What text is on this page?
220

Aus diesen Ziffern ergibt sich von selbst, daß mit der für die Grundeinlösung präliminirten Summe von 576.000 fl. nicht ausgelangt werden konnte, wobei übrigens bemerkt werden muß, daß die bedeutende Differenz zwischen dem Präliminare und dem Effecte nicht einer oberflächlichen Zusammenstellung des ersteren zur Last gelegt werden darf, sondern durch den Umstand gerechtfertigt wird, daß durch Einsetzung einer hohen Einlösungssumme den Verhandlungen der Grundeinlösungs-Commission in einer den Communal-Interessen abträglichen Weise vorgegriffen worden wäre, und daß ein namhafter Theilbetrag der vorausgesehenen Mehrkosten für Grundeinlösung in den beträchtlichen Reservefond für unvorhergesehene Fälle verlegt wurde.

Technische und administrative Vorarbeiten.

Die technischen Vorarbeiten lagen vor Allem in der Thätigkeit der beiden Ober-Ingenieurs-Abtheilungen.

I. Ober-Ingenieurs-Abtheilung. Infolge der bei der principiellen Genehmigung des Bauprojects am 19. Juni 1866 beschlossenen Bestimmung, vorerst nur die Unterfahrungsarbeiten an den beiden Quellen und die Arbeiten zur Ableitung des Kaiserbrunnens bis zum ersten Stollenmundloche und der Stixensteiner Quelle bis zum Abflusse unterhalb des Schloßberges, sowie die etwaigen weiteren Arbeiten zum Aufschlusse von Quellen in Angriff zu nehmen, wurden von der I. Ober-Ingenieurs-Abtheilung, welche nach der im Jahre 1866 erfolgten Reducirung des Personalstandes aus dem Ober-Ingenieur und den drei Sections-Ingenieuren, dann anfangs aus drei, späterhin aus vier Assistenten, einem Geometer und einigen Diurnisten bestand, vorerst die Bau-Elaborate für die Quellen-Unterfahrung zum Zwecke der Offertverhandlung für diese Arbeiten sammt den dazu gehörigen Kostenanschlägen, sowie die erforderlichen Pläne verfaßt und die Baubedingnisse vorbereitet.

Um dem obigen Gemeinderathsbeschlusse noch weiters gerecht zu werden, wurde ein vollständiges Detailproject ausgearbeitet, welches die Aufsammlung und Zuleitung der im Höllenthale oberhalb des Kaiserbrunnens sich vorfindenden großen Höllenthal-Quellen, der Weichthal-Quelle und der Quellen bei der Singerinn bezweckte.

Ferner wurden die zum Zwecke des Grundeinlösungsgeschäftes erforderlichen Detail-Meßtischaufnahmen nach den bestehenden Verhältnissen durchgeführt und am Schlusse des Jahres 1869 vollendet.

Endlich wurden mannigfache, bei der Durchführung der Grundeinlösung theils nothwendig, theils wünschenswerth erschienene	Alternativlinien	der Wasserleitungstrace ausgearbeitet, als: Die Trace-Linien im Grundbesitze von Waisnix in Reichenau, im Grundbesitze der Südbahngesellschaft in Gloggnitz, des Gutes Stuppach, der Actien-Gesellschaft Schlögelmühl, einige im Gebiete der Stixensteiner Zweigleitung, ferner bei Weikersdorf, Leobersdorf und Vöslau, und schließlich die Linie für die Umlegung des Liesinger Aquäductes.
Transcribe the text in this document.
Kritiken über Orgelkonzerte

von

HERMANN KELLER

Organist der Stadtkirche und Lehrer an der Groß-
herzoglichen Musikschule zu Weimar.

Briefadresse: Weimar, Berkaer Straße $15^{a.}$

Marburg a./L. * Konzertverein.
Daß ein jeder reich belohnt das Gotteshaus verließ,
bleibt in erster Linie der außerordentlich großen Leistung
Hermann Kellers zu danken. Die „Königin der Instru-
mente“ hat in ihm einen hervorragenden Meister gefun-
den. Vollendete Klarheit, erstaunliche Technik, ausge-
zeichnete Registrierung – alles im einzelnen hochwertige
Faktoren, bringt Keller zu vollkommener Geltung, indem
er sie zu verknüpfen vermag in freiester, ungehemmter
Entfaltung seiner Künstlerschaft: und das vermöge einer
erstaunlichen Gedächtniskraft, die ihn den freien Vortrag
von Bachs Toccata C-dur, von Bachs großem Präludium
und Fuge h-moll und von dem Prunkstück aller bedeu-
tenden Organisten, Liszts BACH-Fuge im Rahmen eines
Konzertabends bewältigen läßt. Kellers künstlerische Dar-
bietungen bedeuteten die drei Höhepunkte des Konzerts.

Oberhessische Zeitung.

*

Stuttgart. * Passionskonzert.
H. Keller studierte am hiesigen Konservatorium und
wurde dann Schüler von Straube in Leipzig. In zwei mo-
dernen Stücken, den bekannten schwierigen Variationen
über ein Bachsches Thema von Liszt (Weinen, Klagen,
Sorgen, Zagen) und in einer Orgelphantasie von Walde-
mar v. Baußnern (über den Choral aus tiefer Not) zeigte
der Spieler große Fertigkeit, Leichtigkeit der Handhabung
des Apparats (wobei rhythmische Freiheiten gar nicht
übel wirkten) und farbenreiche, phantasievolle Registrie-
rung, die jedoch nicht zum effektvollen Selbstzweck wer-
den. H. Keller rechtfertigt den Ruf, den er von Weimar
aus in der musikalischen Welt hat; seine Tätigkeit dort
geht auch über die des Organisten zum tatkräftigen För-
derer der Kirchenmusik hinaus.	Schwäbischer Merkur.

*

____________________

Write the complete data out, exactly as above.

Response to this exercise -
What text is on this page?
220

Aus diesen Ziffern ergibt sich von selbst, daß mit der für die Grundeinlösung präliminirten Summe von 576.000 fl. nicht ausgelangt werden konnte, wobei übrigens bemerkt werden muß, daß die bedeutende Differenz zwischen dem Präliminare und dem Effecte nicht einer oberflächlichen Zusammenstellung des ersteren zur Last gelegt werden darf, sondern durch den Umstand gerechtfertigt wird, daß durch Einsetzung einer hohen Einlösungssumme den Verhandlungen der Grundeinlösungs-Commission in einer den Communal-Interessen abträglichen Weise vorgegriffen worden wäre, und daß ein namhafter Theilbetrag der vorausgesehenen Mehrkosten für Grundeinlösung in den beträchtlichen Reservefond für unvorhergesehene Fälle verlegt wurde.

Technische und administrative Vorarbeiten.

Die technischen Vorarbeiten lagen vor Allem in der Thätigkeit der beiden Ober-Ingenieurs-Abtheilungen.

I. Ober-Ingenieurs-Abtheilung. Infolge der bei der principiellen Genehmigung des Bauprojects am 19. Juni 1866 beschlossenen Bestimmung, vorerst nur die Unterfahrungsarbeiten an den beiden Quellen und die Arbeiten zur Ableitung des Kaiserbrunnens bis zum ersten Stollenmundloche und der Stixensteiner Quelle bis zum Abflusse unterhalb des Schloßberges, sowie die etwaigen weiteren Arbeiten zum Aufschlusse von Quellen in Angriff zu nehmen, wurden von der I. Ober-Ingenieurs-Abtheilung, welche nach der im Jahre 1866 erfolgten Reducirung des Personalstandes aus dem Ober-Ingenieur und den drei Sections-Ingenieuren, dann anfangs aus drei, späterhin aus vier Assistenten, einem Geometer und einigen Diurnisten bestand, vorerst die Bau-Elaborate für die Quellen-Unterfahrung zum Zwecke der Offertverhandlung für diese Arbeiten sammt den dazu gehörigen Kostenanschlägen, sowie die erforderlichen Pläne verfaßt und die Baubedingnisse vorbereitet.

Um dem obigen Gemeinderathsbeschlusse noch weiters gerecht zu werden, wurde ein vollständiges Detailproject ausgearbeitet, welches die Aufsammlung und Zuleitung der im Höllenthale oberhalb des Kaiserbrunnens sich vorfindenden großen Höllenthal-Quellen, der Weichthal-Quelle und der Quellen bei der Singerinn bezweckte.

Ferner wurden die zum Zwecke des Grundeinlösungsgeschäftes erforderlichen Detail-Meßtischaufnahmen nach den bestehenden Verhältnissen durchgeführt und am Schlusse des Jahres 1869 vollendet.

Endlich wurden mannigfache, bei der Durchführung der Grundeinlösung theils nothwendig, theils wünschenswerth erschienene	Alternativlinien	der Wasserleitungstrace ausgearbeitet, als: Die Trace-Linien im Grundbesitze von Waisnix in Reichenau, im Grundbesitze der Südbahngesellschaft in Gloggnitz, des Gutes Stuppach, der Actien-Gesellschaft Schlögelmühl, einige im Gebiete der Stixensteiner Zweigleitung, ferner bei Weikersdorf, Leobersdorf und Vöslau, und schließlich die Linie für die Umlegung des Liesinger Aquäductes.
Transcribe the text in this document.
Kritiken über Orgelkonzerte

von

HERMANN KELLER

Organist der Stadtkirche und Lehrer an der Groß-
herzoglichen Musikschule zu Weimar.

Briefadresse: Weimar, Berkaer Straße $15^{a.}$

Marburg a./L. * Konzertverein.
Daß ein jeder reich belohnt das Gotteshaus verließ,
bleibt in erster Linie der außerordentlich großen Leistung
Hermann Kellers zu danken. Die „Königin der Instru-
mente“ hat in ihm einen hervorragenden Meister gefun-
den. Vollendete Klarheit, erstaunliche Technik, ausge-
zeichnete Registrierung – alles im einzelnen hochwertige
Faktoren, bringt Keller zu vollkommener Geltung, indem
er sie zu verknüpfen vermag in freiester, ungehemmter
Entfaltung seiner Künstlerschaft: und das vermöge einer
erstaunlichen Gedächtniskraft, die ihn den freien Vortrag
von Bachs Toccata C-dur, von Bachs großem Präludium
und Fuge h-moll und von dem Prunkstück aller bedeu-
tenden Organisten, Liszts BACH-Fuge im Rahmen eines
Konzertabends bewältigen läßt. Kellers künstlerische Dar-
bietungen bedeuteten die drei Höhepunkte des Konzerts.

Oberhessische Zeitung.

*

Stuttgart. * Passionskonzert.
H. Keller studierte am hiesigen Konservatorium und
wurde dann Schüler von Straube in Leipzig. In zwei mo-
dernen Stücken, den bekannten schwierigen Variationen
über ein Bachsches Thema von Liszt (Weinen, Klagen,
Sorgen, Zagen) und in einer Orgelphantasie von Walde-
mar v. Baußnern (über den Choral aus tiefer Not) zeigte
der Spieler große Fertigkeit, Leichtigkeit der Handhabung
des Apparats (wobei rhythmische Freiheiten gar nicht
übel wirkten) und farbenreiche, phantasievolle Registrie-
rung, die jedoch nicht zum effektvollen Selbstzweck wer-
den. H. Keller rechtfertigt den Ruf, den er von Weimar
aus in der musikalischen Welt hat; seine Tätigkeit dort
geht auch über die des Organisten zum tatkräftigen För-
derer der Kirchenmusik hinaus.	Schwäbischer Merkur.

*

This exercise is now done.